Copy each line exactly.

-------- EXTRACTED INFORMATION

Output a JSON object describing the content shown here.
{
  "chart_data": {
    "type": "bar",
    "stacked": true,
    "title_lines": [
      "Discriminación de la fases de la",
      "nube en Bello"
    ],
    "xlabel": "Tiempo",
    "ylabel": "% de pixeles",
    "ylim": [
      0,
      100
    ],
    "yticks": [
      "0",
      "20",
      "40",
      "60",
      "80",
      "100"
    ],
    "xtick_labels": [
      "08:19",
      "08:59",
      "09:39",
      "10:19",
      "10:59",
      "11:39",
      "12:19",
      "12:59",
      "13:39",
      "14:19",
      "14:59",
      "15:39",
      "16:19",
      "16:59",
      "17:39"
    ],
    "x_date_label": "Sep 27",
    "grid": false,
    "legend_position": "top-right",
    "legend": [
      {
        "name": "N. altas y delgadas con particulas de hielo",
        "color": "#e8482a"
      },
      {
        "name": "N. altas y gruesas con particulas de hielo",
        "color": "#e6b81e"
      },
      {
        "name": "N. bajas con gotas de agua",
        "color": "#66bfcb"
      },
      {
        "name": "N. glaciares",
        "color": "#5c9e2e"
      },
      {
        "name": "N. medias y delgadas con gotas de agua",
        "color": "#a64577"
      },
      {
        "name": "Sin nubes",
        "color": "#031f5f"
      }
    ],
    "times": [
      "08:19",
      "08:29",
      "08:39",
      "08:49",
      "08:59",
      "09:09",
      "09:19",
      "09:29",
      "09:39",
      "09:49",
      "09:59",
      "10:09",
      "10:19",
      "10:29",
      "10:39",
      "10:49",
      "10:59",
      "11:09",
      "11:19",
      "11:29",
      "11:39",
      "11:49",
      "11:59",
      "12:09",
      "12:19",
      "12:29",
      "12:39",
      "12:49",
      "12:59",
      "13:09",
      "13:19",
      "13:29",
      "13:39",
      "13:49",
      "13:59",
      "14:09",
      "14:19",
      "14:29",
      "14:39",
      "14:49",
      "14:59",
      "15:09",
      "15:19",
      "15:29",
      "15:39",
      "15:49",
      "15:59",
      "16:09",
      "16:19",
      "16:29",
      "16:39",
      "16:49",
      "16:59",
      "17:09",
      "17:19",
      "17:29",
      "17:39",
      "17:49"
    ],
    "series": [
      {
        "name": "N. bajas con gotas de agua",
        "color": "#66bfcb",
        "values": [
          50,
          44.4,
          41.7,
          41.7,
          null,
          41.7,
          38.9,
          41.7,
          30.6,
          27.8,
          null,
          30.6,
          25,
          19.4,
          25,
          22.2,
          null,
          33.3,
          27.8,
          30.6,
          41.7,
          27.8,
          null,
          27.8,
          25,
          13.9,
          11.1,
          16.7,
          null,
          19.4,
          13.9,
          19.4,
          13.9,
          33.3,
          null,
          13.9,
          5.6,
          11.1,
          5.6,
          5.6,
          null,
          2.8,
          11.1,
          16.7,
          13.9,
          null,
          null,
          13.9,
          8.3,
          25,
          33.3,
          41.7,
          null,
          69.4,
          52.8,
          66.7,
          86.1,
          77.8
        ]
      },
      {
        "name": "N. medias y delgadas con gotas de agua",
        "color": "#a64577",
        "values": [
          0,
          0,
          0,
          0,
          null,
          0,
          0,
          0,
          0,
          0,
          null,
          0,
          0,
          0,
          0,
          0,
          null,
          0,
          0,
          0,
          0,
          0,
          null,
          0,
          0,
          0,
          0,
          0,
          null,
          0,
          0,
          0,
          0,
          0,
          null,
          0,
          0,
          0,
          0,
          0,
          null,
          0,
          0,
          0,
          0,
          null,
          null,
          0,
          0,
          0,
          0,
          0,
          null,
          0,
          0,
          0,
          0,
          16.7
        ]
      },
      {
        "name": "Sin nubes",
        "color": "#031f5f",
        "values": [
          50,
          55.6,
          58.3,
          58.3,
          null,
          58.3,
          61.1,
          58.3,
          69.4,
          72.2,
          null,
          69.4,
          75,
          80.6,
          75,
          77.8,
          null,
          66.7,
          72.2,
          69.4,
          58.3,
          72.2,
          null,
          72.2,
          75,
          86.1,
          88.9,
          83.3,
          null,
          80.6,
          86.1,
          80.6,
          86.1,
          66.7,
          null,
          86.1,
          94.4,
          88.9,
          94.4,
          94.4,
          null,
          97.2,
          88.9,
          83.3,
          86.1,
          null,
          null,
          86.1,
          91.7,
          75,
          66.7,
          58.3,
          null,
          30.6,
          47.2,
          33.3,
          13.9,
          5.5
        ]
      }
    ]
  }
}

----------------

EXERCISE RESPONSE:
Output a JSON object describing the content shown here.
{
  "chart_data": {
    "type": "bar",
    "stacked": true,
    "title_lines": [
      "Discriminación de la fases de la",
      "nube en Bello"
    ],
    "xlabel": "Tiempo",
    "ylabel": "% de pixeles",
    "ylim": [
      0,
      100
    ],
    "yticks": [
      "0",
      "20",
      "40",
      "60",
      "80",
      "100"
    ],
    "xtick_labels": [
      "08:19",
      "08:59",
      "09:39",
      "10:19",
      "10:59",
      "11:39",
      "12:19",
      "12:59",
      "13:39",
      "14:19",
      "14:59",
      "15:39",
      "16:19",
      "16:59",
      "17:39"
    ],
    "x_date_label": "Sep 27",
    "grid": false,
    "legend_position": "top-right",
    "legend": [
      {
        "name": "N. altas y delgadas con particulas de hielo",
        "color": "#e8482a"
      },
      {
        "name": "N. altas y gruesas con particulas de hielo",
        "color": "#e6b81e"
      },
      {
        "name": "N. bajas con gotas de agua",
        "color": "#66bfcb"
      },
      {
        "name": "N. glaciares",
        "color": "#5c9e2e"
      },
      {
        "name": "N. medias y delgadas con gotas de agua",
        "color": "#a64577"
      },
      {
        "name": "Sin nubes",
        "color": "#031f5f"
      }
    ],
    "times": [
      "08:19",
      "08:29",
      "08:39",
      "08:49",
      "08:59",
      "09:09",
      "09:19",
      "09:29",
      "09:39",
      "09:49",
      "09:59",
      "10:09",
      "10:19",
      "10:29",
      "10:39",
      "10:49",
      "10:59",
      "11:09",
      "11:19",
      "11:29",
      "11:39",
      "11:49",
      "11:59",
      "12:09",
      "12:19",
      "12:29",
      "12:39",
      "12:49",
      "12:59",
      "13:09",
      "13:19",
      "13:29",
      "13:39",
      "13:49",
      "13:59",
      "14:09",
      "14:19",
      "14:29",
      "14:39",
      "14:49",
      "14:59",
      "15:09",
      "15:19",
      "15:29",
      "15:39",
      "15:49",
      "15:59",
      "16:09",
      "16:19",
      "16:29",
      "16:39",
      "16:49",
      "16:59",
      "17:09",
      "17:19",
      "17:29",
      "17:39",
      "17:49"
    ],
    "series": [
      {
        "name": "N. bajas con gotas de agua",
        "color": "#66bfcb",
        "values": [
          50,
          44.4,
          41.7,
          41.7,
          null,
          41.7,
          38.9,
          41.7,
          30.6,
          27.8,
          null,
          30.6,
          25,
          19.4,
          25,
          22.2,
          null,
          33.3,
          27.8,
          30.6,
          41.7,
          27.8,
          null,
          27.8,
          25,
          13.9,
          11.1,
          16.7,
          null,
          19.4,
          13.9,
          19.4,
          13.9,
          33.3,
          null,
          13.9,
          5.6,
          11.1,
          5.6,
          5.6,
          null,
          2.8,
          11.1,
          16.7,
          13.9,
          null,
          null,
          13.9,
          8.3,
          25,
          33.3,
          41.7,
          null,
          69.4,
          52.8,
          66.7,
          86.1,
          77.8
        ]
      },
      {
        "name": "N. medias y delgadas con gotas de agua",
        "color": "#a64577",
        "values": [
          0,
          0,
          0,
          0,
          null,
          0,
          0,
          0,
          0,
          0,
          null,
          0,
          0,
          0,
          0,
          0,
          null,
          0,
          0,
          0,
          0,
          0,
          null,
          0,
          0,
          0,
          0,
          0,
          null,
          0,
          0,
          0,
          0,
          0,
          null,
          0,
          0,
          0,
          0,
          0,
          null,
          0,
          0,
          0,
          0,
          null,
          null,
          0,
          0,
          0,
          0,
          0,
          null,
          0,
          0,
          0,
          0,
          16.7
        ]
      },
      {
        "name": "Sin nubes",
        "color": "#031f5f",
        "values": [
          50,
          55.6,
          58.3,
          58.3,
          null,
          58.3,
          61.1,
          58.3,
          69.4,
          72.2,
          null,
          69.4,
          75,
          80.6,
          75,
          77.8,
          null,
          66.7,
          72.2,
          69.4,
          58.3,
          72.2,
          null,
          72.2,
          75,
          86.1,
          88.9,
          83.3,
          null,
          80.6,
          86.1,
          80.6,
          86.1,
          66.7,
          null,
          86.1,
          94.4,
          88.9,
          94.4,
          94.4,
          null,
          97.2,
          88.9,
          83.3,
          86.1,
          null,
          null,
          86.1,
          91.7,
          75,
          66.7,
          58.3,
          null,
          30.6,
          47.2,
          33.3,
          13.9,
          5.5
        ]
      }
    ]
  }
}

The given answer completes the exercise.